START

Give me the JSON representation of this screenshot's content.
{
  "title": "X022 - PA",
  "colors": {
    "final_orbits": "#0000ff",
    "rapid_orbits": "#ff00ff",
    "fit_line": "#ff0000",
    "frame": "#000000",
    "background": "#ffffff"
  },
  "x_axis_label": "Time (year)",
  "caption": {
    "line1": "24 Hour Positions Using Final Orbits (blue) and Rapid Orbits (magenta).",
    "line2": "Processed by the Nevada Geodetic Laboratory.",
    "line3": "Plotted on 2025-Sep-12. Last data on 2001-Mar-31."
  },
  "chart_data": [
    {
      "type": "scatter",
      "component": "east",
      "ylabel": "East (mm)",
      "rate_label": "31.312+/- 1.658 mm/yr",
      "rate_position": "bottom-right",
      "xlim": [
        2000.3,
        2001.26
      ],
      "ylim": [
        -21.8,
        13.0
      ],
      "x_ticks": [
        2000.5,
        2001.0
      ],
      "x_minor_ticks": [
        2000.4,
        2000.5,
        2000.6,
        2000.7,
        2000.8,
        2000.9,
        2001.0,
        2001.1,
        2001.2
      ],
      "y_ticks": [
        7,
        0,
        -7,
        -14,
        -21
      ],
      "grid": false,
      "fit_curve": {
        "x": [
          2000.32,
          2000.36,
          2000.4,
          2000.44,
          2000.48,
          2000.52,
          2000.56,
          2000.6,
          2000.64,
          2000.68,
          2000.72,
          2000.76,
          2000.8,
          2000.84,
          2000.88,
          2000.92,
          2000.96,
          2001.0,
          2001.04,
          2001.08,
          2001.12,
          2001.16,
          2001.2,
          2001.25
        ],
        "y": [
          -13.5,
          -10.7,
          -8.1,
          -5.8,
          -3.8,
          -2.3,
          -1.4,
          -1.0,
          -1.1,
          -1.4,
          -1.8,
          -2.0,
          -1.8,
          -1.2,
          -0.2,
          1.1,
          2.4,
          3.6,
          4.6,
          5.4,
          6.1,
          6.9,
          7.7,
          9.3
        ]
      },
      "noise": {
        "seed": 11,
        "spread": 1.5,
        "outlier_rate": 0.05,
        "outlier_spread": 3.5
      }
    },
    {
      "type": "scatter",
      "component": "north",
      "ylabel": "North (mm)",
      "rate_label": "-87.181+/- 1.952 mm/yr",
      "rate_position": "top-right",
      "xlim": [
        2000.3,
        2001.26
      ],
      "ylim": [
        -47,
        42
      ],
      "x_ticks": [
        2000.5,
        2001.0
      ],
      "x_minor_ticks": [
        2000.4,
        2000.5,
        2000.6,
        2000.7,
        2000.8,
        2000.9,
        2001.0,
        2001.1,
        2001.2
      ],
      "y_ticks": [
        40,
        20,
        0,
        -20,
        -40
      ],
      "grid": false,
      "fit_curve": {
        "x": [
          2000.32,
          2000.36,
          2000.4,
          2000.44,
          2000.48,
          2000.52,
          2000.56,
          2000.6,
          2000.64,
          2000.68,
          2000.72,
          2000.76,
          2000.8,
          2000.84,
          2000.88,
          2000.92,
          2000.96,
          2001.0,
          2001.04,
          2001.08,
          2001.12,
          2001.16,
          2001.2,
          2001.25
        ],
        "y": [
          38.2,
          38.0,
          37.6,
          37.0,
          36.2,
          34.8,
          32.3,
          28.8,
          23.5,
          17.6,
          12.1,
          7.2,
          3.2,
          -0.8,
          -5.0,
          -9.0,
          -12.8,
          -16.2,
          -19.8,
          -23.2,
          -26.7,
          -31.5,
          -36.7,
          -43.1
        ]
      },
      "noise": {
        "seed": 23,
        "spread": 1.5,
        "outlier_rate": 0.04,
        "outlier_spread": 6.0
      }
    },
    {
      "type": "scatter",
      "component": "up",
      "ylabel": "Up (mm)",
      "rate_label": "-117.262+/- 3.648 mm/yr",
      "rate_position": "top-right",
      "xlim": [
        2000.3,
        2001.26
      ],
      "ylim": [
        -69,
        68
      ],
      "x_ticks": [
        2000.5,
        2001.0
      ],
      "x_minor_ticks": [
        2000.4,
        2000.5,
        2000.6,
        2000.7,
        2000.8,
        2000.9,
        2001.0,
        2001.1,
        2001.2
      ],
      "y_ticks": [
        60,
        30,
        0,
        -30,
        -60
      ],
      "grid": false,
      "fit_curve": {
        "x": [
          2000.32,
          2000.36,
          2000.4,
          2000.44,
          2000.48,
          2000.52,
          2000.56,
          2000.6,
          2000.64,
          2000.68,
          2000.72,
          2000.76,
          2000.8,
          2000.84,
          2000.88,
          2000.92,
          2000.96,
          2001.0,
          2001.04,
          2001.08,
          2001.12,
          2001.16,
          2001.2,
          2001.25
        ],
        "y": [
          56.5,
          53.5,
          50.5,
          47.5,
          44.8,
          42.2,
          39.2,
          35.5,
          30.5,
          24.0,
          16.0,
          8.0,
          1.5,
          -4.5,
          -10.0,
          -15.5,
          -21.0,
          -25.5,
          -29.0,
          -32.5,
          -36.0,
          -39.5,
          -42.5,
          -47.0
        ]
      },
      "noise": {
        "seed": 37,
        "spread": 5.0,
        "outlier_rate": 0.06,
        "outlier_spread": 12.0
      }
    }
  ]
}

END

• _TO BE DONE_
Print the whole listing exactly as it is.

• _OUTPUT_
Give me the JSON representation of this screenshot's content.
{
  "title": "X022 - PA",
  "colors": {
    "final_orbits": "#0000ff",
    "rapid_orbits": "#ff00ff",
    "fit_line": "#ff0000",
    "frame": "#000000",
    "background": "#ffffff"
  },
  "x_axis_label": "Time (year)",
  "caption": {
    "line1": "24 Hour Positions Using Final Orbits (blue) and Rapid Orbits (magenta).",
    "line2": "Processed by the Nevada Geodetic Laboratory.",
    "line3": "Plotted on 2025-Sep-12. Last data on 2001-Mar-31."
  },
  "chart_data": [
    {
      "type": "scatter",
      "component": "east",
      "ylabel": "East (mm)",
      "rate_label": "31.312+/- 1.658 mm/yr",
      "rate_position": "bottom-right",
      "xlim": [
        2000.3,
        2001.26
      ],
      "ylim": [
        -21.8,
        13.0
      ],
      "x_ticks": [
        2000.5,
        2001.0
      ],
      "x_minor_ticks": [
        2000.4,
        2000.5,
        2000.6,
        2000.7,
        2000.8,
        2000.9,
        2001.0,
        2001.1,
        2001.2
      ],
      "y_ticks": [
        7,
        0,
        -7,
        -14,
        -21
      ],
      "grid": false,
      "fit_curve": {
        "x": [
          2000.32,
          2000.36,
          2000.4,
          2000.44,
          2000.48,
          2000.52,
          2000.56,
          2000.6,
          2000.64,
          2000.68,
          2000.72,
          2000.76,
          2000.8,
          2000.84,
          2000.88,
          2000.92,
          2000.96,
          2001.0,
          2001.04,
          2001.08,
          2001.12,
          2001.16,
          2001.2,
          2001.25
        ],
        "y": [
          -13.5,
          -10.7,
          -8.1,
          -5.8,
          -3.8,
          -2.3,
          -1.4,
          -1.0,
          -1.1,
          -1.4,
          -1.8,
          -2.0,
          -1.8,
          -1.2,
          -0.2,
          1.1,
          2.4,
          3.6,
          4.6,
          5.4,
          6.1,
          6.9,
          7.7,
          9.3
        ]
      },
      "noise": {
        "seed": 11,
        "spread": 1.5,
        "outlier_rate": 0.05,
        "outlier_spread": 3.5
      }
    },
    {
      "type": "scatter",
      "component": "north",
      "ylabel": "North (mm)",
      "rate_label": "-87.181+/- 1.952 mm/yr",
      "rate_position": "top-right",
      "xlim": [
        2000.3,
        2001.26
      ],
      "ylim": [
        -47,
        42
      ],
      "x_ticks": [
        2000.5,
        2001.0
      ],
      "x_minor_ticks": [
        2000.4,
        2000.5,
        2000.6,
        2000.7,
        2000.8,
        2000.9,
        2001.0,
        2001.1,
        2001.2
      ],
      "y_ticks": [
        40,
        20,
        0,
        -20,
        -40
      ],
      "grid": false,
      "fit_curve": {
        "x": [
          2000.32,
          2000.36,
          2000.4,
          2000.44,
          2000.48,
          2000.52,
          2000.56,
          2000.6,
          2000.64,
          2000.68,
          2000.72,
          2000.76,
          2000.8,
          2000.84,
          2000.88,
          2000.92,
          2000.96,
          2001.0,
          2001.04,
          2001.08,
          2001.12,
          2001.16,
          2001.2,
          2001.25
        ],
        "y": [
          38.2,
          38.0,
          37.6,
          37.0,
          36.2,
          34.8,
          32.3,
          28.8,
          23.5,
          17.6,
          12.1,
          7.2,
          3.2,
          -0.8,
          -5.0,
          -9.0,
          -12.8,
          -16.2,
          -19.8,
          -23.2,
          -26.7,
          -31.5,
          -36.7,
          -43.1
        ]
      },
      "noise": {
        "seed": 23,
        "spread": 1.5,
        "outlier_rate": 0.04,
        "outlier_spread": 6.0
      }
    },
    {
      "type": "scatter",
      "component": "up",
      "ylabel": "Up (mm)",
      "rate_label": "-117.262+/- 3.648 mm/yr",
      "rate_position": "top-right",
      "xlim": [
        2000.3,
        2001.26
      ],
      "ylim": [
        -69,
        68
      ],
      "x_ticks": [
        2000.5,
        2001.0
      ],
      "x_minor_ticks": [
        2000.4,
        2000.5,
        2000.6,
        2000.7,
        2000.8,
        2000.9,
        2001.0,
        2001.1,
        2001.2
      ],
      "y_ticks": [
        60,
        30,
        0,
        -30,
        -60
      ],
      "grid": false,
      "fit_curve": {
        "x": [
          2000.32,
          2000.36,
          2000.4,
          2000.44,
          2000.48,
          2000.52,
          2000.56,
          2000.6,
          2000.64,
          2000.68,
          2000.72,
          2000.76,
          2000.8,
          2000.84,
          2000.88,
          2000.92,
          2000.96,
          2001.0,
          2001.04,
          2001.08,
          2001.12,
          2001.16,
          2001.2,
          2001.25
        ],
        "y": [
          56.5,
          53.5,
          50.5,
          47.5,
          44.8,
          42.2,
          39.2,
          35.5,
          30.5,
          24.0,
          16.0,
          8.0,
          1.5,
          -4.5,
          -10.0,
          -15.5,
          -21.0,
          -25.5,
          -29.0,
          -32.5,
          -36.0,
          -39.5,
          -42.5,
          -47.0
        ]
      },
      "noise": {
        "seed": 37,
        "spread": 5.0,
        "outlier_rate": 0.06,
        "outlier_spread": 12.0
      }
    }
  ]
}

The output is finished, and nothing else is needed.